■ THE PROBLEM:
Review the listing and copy each line that holds the word "Hoping".

---

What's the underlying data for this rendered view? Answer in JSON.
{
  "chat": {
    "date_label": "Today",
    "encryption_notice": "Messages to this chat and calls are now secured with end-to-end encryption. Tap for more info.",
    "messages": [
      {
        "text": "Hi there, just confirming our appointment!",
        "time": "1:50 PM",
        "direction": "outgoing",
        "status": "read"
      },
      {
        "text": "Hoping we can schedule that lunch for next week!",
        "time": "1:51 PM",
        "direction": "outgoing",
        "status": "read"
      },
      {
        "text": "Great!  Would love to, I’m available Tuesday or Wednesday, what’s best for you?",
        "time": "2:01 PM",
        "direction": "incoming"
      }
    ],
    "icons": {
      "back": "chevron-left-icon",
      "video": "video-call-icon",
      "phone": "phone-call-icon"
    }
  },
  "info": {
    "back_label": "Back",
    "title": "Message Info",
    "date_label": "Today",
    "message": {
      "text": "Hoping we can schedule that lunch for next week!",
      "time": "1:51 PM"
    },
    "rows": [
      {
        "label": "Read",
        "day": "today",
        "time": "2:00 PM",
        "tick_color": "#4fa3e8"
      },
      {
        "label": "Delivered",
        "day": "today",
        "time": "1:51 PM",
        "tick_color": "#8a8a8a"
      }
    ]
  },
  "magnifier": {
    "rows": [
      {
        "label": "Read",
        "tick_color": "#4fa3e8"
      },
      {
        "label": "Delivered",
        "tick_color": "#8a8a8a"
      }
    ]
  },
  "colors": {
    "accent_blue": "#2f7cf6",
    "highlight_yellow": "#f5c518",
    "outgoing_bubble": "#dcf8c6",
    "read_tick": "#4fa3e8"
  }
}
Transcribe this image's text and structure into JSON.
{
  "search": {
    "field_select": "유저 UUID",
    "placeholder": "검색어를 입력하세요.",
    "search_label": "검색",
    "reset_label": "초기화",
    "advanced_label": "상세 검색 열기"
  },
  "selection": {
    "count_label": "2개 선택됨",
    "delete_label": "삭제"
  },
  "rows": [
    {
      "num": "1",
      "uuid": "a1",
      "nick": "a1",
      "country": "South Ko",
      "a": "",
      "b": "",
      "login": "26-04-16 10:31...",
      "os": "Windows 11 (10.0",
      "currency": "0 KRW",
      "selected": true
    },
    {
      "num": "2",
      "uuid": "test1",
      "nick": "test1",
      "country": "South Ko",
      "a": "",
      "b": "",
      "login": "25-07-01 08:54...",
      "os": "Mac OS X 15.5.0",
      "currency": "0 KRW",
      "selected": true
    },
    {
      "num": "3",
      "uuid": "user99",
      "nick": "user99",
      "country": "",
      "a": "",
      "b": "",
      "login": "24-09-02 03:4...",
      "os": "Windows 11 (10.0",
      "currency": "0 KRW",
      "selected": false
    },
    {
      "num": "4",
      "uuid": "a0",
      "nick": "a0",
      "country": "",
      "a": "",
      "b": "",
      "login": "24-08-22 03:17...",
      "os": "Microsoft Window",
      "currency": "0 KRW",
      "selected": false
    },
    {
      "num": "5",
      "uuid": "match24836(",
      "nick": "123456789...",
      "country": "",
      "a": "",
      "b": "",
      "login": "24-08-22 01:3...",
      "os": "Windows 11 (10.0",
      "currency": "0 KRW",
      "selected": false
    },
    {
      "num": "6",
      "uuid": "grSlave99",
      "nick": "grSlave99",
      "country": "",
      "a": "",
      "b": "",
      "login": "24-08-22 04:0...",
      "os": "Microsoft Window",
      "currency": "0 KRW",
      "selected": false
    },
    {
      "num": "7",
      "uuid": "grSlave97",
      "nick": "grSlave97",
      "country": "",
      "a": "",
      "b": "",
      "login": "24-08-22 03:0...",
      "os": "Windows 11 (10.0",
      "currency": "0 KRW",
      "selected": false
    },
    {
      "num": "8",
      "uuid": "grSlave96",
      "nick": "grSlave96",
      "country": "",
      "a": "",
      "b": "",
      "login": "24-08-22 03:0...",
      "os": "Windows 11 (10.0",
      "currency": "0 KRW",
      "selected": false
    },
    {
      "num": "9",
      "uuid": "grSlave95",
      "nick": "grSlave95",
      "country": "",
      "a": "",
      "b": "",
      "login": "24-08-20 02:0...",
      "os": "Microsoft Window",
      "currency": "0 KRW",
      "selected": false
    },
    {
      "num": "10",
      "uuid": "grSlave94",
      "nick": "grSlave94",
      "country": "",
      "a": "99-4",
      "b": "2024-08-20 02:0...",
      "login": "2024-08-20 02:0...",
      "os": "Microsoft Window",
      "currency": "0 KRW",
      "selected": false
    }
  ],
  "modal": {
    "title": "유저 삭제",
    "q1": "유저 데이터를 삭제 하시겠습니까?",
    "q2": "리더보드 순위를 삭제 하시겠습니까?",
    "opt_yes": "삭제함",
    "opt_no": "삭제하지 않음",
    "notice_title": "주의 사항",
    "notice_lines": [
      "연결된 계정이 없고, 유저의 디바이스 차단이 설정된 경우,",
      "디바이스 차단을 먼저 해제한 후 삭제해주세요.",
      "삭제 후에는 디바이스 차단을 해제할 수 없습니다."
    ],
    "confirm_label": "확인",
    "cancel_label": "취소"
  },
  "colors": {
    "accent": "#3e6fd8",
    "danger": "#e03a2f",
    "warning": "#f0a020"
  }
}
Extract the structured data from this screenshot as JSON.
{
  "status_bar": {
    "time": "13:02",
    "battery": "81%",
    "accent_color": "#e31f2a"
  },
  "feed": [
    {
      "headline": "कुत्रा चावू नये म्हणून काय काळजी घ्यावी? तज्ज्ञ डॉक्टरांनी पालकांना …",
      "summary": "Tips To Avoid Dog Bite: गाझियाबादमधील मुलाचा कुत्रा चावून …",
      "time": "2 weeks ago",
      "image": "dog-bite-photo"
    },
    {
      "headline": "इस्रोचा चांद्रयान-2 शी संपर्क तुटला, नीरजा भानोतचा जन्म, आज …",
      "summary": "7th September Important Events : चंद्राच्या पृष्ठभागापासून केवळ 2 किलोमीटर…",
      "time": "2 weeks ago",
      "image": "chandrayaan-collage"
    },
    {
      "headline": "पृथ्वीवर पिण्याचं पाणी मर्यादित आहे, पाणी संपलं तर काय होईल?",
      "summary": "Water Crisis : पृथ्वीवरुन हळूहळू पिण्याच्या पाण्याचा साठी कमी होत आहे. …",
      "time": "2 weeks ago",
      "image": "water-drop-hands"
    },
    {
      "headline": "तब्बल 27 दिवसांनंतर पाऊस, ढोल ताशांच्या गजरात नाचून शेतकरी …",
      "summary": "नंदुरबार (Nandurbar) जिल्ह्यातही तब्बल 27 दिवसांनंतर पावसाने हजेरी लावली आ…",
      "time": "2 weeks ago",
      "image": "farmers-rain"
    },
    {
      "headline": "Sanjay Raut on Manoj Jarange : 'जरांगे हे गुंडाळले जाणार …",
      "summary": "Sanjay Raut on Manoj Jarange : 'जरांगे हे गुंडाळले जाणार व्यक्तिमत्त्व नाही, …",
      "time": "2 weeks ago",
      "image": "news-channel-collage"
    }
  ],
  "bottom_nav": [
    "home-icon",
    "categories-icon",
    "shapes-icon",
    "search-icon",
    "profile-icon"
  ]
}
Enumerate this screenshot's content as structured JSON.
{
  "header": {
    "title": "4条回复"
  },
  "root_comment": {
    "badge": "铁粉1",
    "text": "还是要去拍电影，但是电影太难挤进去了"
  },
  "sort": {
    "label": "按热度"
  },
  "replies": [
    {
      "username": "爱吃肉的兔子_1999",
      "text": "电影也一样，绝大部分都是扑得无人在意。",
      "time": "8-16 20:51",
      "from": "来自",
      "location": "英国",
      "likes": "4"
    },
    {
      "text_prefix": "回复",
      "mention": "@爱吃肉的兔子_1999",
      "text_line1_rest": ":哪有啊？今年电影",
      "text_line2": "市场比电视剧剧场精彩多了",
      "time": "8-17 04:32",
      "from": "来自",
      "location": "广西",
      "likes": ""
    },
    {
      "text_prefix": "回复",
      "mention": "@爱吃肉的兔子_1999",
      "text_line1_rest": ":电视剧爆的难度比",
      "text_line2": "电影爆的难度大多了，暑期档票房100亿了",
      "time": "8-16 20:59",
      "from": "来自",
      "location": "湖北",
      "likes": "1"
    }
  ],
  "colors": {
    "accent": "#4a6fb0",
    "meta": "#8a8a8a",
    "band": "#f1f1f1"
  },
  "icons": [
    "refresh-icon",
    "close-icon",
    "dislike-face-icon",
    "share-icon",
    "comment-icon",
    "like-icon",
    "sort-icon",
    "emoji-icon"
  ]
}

---

■ SOLUTION:
        "text": "Hoping we can schedule that lunch for next week!",
      "text": "Hoping we can schedule that lunch for next week!",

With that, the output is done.